- **STATED PROBLEM**
Your task is to copy every line of this material exactly.

- **THE RECORDS**
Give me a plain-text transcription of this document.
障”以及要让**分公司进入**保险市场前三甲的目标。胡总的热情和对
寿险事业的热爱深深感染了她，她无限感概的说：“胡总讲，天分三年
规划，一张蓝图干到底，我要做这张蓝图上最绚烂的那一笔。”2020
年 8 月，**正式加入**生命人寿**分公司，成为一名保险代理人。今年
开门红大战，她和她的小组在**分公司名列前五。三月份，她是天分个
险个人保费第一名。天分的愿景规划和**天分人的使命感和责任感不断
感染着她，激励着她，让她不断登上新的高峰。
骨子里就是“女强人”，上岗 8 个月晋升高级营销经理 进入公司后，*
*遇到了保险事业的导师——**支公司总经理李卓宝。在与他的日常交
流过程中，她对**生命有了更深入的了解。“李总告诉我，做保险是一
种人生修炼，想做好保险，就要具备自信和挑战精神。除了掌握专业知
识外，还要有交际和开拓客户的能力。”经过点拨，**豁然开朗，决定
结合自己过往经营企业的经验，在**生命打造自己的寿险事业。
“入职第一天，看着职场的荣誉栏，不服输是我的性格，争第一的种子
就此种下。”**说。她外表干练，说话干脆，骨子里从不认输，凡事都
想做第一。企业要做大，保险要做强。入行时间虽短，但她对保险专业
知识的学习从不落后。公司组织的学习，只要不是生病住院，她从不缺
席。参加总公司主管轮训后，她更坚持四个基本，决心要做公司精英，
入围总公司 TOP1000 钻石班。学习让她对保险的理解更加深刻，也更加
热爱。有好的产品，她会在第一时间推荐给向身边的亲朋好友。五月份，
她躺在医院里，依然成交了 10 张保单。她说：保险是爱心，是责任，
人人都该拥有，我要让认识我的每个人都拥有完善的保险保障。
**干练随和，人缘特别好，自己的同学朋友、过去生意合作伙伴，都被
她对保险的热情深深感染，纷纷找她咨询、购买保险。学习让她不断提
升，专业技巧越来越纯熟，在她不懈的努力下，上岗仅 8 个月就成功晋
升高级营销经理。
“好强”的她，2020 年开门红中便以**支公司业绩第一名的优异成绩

- **THE COMPLETED TASK**
Give me a plain-text transcription of this document.
障”以及要让**分公司进入**保险市场前三甲的目标。胡总的热情和对
寿险事业的热爱深深感染了她，她无限感概的说：“胡总讲，天分三年
规划，一张蓝图干到底，我要做这张蓝图上最绚烂的那一笔。”2020
年 8 月，**正式加入**生命人寿**分公司，成为一名保险代理人。今年
开门红大战，她和她的小组在**分公司名列前五。三月份，她是天分个
险个人保费第一名。天分的愿景规划和**天分人的使命感和责任感不断
感染着她，激励着她，让她不断登上新的高峰。
骨子里就是“女强人”，上岗 8 个月晋升高级营销经理 进入公司后，*
*遇到了保险事业的导师——**支公司总经理李卓宝。在与他的日常交
流过程中，她对**生命有了更深入的了解。“李总告诉我，做保险是一
种人生修炼，想做好保险，就要具备自信和挑战精神。除了掌握专业知
识外，还要有交际和开拓客户的能力。”经过点拨，**豁然开朗，决定
结合自己过往经营企业的经验，在**生命打造自己的寿险事业。
“入职第一天，看着职场的荣誉栏，不服输是我的性格，争第一的种子
就此种下。”**说。她外表干练，说话干脆，骨子里从不认输，凡事都
想做第一。企业要做大，保险要做强。入行时间虽短，但她对保险专业
知识的学习从不落后。公司组织的学习，只要不是生病住院，她从不缺
席。参加总公司主管轮训后，她更坚持四个基本，决心要做公司精英，
入围总公司 TOP1000 钻石班。学习让她对保险的理解更加深刻，也更加
热爱。有好的产品，她会在第一时间推荐给向身边的亲朋好友。五月份，
她躺在医院里，依然成交了 10 张保单。她说：保险是爱心，是责任，
人人都该拥有，我要让认识我的每个人都拥有完善的保险保障。
**干练随和，人缘特别好，自己的同学朋友、过去生意合作伙伴，都被
她对保险的热情深深感染，纷纷找她咨询、购买保险。学习让她不断提
升，专业技巧越来越纯熟，在她不懈的努力下，上岗仅 8 个月就成功晋
升高级营销经理。
“好强”的她，2020 年开门红中便以**支公司业绩第一名的优异成绩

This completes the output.